* Work to complete
From the entries that follow, pick out all lines holding "this".

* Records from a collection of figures
** start **
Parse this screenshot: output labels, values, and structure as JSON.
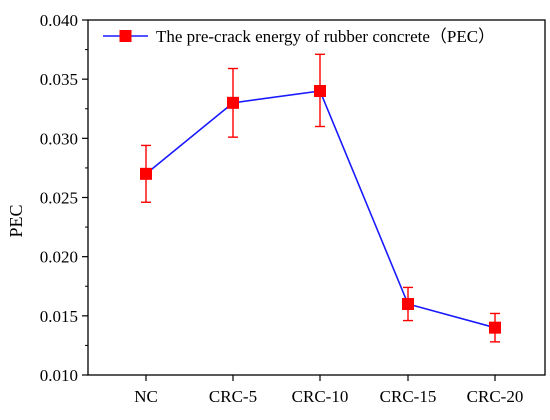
{
  "chart_data": {
    "type": "line",
    "title": "",
    "xlabel": "",
    "ylabel": "PEC",
    "categories": [
      "NC",
      "CRC-5",
      "CRC-10",
      "CRC-15",
      "CRC-20"
    ],
    "series": [
      {
        "name": "The pre-crack energy of rubber concrete（PEC）",
        "values": [
          0.027,
          0.033,
          0.034,
          0.016,
          0.014
        ],
        "error_upper": [
          0.0294,
          0.0359,
          0.0371,
          0.0174,
          0.0152
        ],
        "error_lower": [
          0.0246,
          0.0301,
          0.031,
          0.0146,
          0.0128
        ],
        "color": "#1a1aff",
        "marker_color": "#ff0000",
        "marker": "square"
      }
    ],
    "ylim": [
      0.01,
      0.04
    ],
    "yticks": [
      "0.010",
      "0.015",
      "0.020",
      "0.025",
      "0.030",
      "0.035",
      "0.040"
    ],
    "grid": false,
    "legend_position": "top"
  }
}
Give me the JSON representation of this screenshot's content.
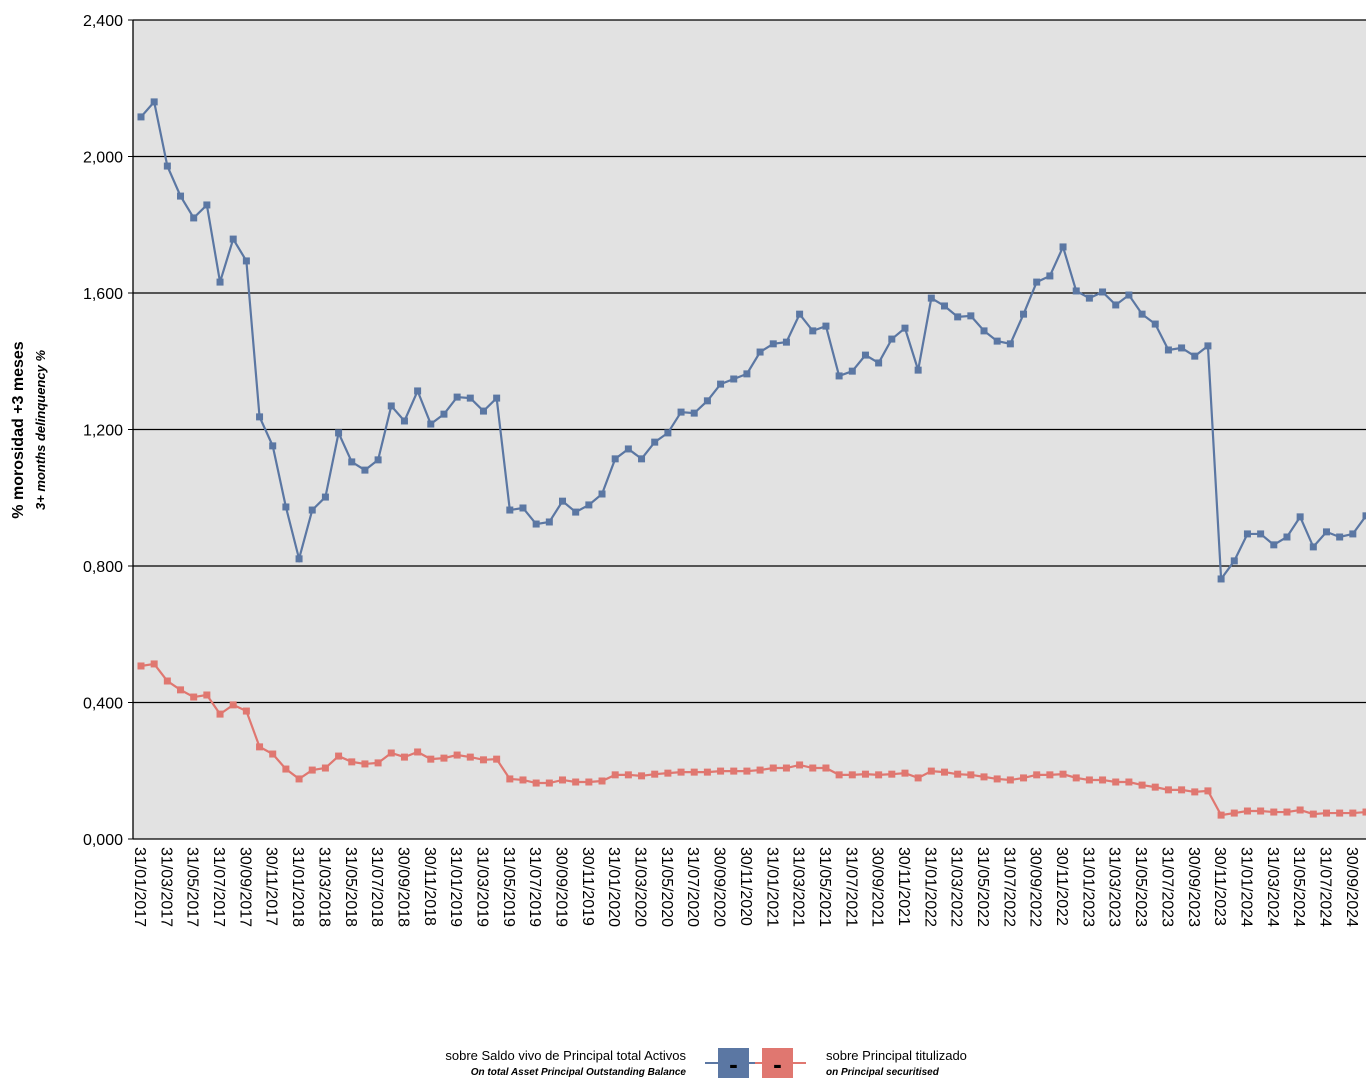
{
  "chart_data": {
    "type": "line",
    "ylabel": "% morosidad +3 meses",
    "ylabel_en": "3+ months delinquency %",
    "categories": [
      "31/01/2017",
      null,
      "31/03/2017",
      null,
      "31/05/2017",
      null,
      "31/07/2017",
      null,
      "30/09/2017",
      null,
      "30/11/2017",
      null,
      "31/01/2018",
      null,
      "31/03/2018",
      null,
      "31/05/2018",
      null,
      "31/07/2018",
      null,
      "30/09/2018",
      null,
      "30/11/2018",
      null,
      "31/01/2019",
      null,
      "31/03/2019",
      null,
      "31/05/2019",
      null,
      "31/07/2019",
      null,
      "30/09/2019",
      null,
      "30/11/2019",
      null,
      "31/01/2020",
      null,
      "31/03/2020",
      null,
      "31/05/2020",
      null,
      "31/07/2020",
      null,
      "30/09/2020",
      null,
      "30/11/2020",
      null,
      "31/01/2021",
      null,
      "31/03/2021",
      null,
      "31/05/2021",
      null,
      "31/07/2021",
      null,
      "30/09/2021",
      null,
      "30/11/2021",
      null,
      "31/01/2022",
      null,
      "31/03/2022",
      null,
      "31/05/2022",
      null,
      "31/07/2022",
      null,
      "30/09/2022",
      null,
      "30/11/2022",
      null,
      "31/01/2023",
      null,
      "31/03/2023",
      null,
      "31/05/2023",
      null,
      "31/07/2023",
      null,
      "30/09/2023",
      null,
      "30/11/2023",
      null,
      "31/01/2024",
      null,
      "31/03/2024",
      null,
      "31/05/2024",
      null,
      "31/07/2024",
      null,
      "30/09/2024",
      null
    ],
    "series": [
      {
        "name": "sobre Saldo vivo de Principal total Activos",
        "name_en": "On total Asset Principal Outstanding Balance",
        "marker_label": "-",
        "color": "#5b77a3",
        "values": [
          2.116,
          2.16,
          1.972,
          1.884,
          1.82,
          1.858,
          1.632,
          1.758,
          1.694,
          1.237,
          1.152,
          0.973,
          0.821,
          0.964,
          1.002,
          1.19,
          1.105,
          1.081,
          1.111,
          1.269,
          1.225,
          1.313,
          1.216,
          1.245,
          1.295,
          1.292,
          1.254,
          1.292,
          0.964,
          0.97,
          0.923,
          0.929,
          0.99,
          0.958,
          0.979,
          1.011,
          1.114,
          1.143,
          1.114,
          1.163,
          1.19,
          1.251,
          1.248,
          1.284,
          1.333,
          1.348,
          1.363,
          1.427,
          1.451,
          1.456,
          1.538,
          1.489,
          1.503,
          1.357,
          1.371,
          1.418,
          1.395,
          1.465,
          1.497,
          1.374,
          1.585,
          1.562,
          1.53,
          1.533,
          1.489,
          1.459,
          1.451,
          1.538,
          1.632,
          1.65,
          1.735,
          1.606,
          1.585,
          1.603,
          1.565,
          1.594,
          1.538,
          1.509,
          1.433,
          1.439,
          1.415,
          1.445,
          0.762,
          0.815,
          0.894,
          0.894,
          0.862,
          0.885,
          0.944,
          0.856,
          0.9,
          0.885,
          0.894,
          0.947
        ]
      },
      {
        "name": "sobre Principal titulizado",
        "name_en": "on Principal securitised",
        "marker_label": "-",
        "color": "#e07770",
        "values": [
          0.507,
          0.513,
          0.463,
          0.437,
          0.416,
          0.422,
          0.366,
          0.393,
          0.375,
          0.27,
          0.249,
          0.205,
          0.176,
          0.202,
          0.208,
          0.243,
          0.226,
          0.22,
          0.223,
          0.252,
          0.24,
          0.255,
          0.234,
          0.237,
          0.246,
          0.24,
          0.232,
          0.234,
          0.176,
          0.173,
          0.164,
          0.164,
          0.173,
          0.167,
          0.167,
          0.17,
          0.188,
          0.188,
          0.185,
          0.19,
          0.193,
          0.196,
          0.196,
          0.196,
          0.199,
          0.199,
          0.199,
          0.202,
          0.208,
          0.208,
          0.217,
          0.208,
          0.208,
          0.188,
          0.188,
          0.19,
          0.188,
          0.19,
          0.193,
          0.179,
          0.199,
          0.196,
          0.19,
          0.188,
          0.182,
          0.176,
          0.173,
          0.179,
          0.188,
          0.188,
          0.19,
          0.179,
          0.173,
          0.173,
          0.167,
          0.167,
          0.158,
          0.152,
          0.144,
          0.144,
          0.138,
          0.141,
          0.07,
          0.076,
          0.082,
          0.082,
          0.079,
          0.079,
          0.085,
          0.073,
          0.076,
          0.076,
          0.076,
          0.079
        ]
      }
    ],
    "ylim": [
      0,
      2.4
    ],
    "yticks": [
      {
        "value": 0,
        "label": "0,000"
      },
      {
        "value": 0.4,
        "label": "0,400"
      },
      {
        "value": 0.8,
        "label": "0,800"
      },
      {
        "value": 1.2,
        "label": "1,200"
      },
      {
        "value": 1.6,
        "label": "1,600"
      },
      {
        "value": 2.0,
        "label": "2,000"
      },
      {
        "value": 2.4,
        "label": "2,400"
      }
    ],
    "grid": true,
    "background": "#e2e2e2"
  }
}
** end **
* The solution
Parse this screenshot: output labels, values, and structure as JSON.
Give me the JSON representation of this screenshot's content.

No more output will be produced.